Raw records
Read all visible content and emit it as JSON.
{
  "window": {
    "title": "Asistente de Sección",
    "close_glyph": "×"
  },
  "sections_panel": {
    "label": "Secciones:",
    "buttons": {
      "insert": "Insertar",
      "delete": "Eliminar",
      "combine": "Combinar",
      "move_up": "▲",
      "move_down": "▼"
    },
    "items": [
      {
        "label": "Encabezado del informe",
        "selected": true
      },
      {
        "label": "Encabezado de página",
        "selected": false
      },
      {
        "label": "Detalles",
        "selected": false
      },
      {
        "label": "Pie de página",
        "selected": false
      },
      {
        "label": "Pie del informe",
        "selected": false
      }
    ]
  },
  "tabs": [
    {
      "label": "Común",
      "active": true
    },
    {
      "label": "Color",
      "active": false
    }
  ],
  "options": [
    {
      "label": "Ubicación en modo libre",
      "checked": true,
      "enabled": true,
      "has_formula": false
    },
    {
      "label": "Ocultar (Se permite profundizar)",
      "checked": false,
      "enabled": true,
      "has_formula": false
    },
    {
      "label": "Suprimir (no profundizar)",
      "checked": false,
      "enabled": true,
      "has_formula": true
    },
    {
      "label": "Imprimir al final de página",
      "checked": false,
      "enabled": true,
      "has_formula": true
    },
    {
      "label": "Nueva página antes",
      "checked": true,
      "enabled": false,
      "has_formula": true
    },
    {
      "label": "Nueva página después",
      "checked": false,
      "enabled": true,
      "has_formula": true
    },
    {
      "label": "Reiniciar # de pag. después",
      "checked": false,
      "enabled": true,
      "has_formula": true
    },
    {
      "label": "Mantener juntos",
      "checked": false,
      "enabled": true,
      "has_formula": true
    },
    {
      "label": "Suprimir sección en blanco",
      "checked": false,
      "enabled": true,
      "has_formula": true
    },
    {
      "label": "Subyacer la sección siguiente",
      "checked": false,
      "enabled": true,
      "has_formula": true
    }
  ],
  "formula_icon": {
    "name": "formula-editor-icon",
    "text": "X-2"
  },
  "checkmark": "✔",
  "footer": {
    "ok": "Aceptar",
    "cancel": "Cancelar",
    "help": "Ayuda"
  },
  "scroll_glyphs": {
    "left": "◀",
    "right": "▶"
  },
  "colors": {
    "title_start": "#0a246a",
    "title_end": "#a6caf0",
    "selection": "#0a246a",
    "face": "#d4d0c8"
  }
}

# Task to complete
Copy every line of the material in which the word "página" occurs.

# The output
        "label": "Encabezado de página",
        "label": "Pie de página",
      "label": "Imprimir al final de página",
      "label": "Nueva página antes",
      "label": "Nueva página después",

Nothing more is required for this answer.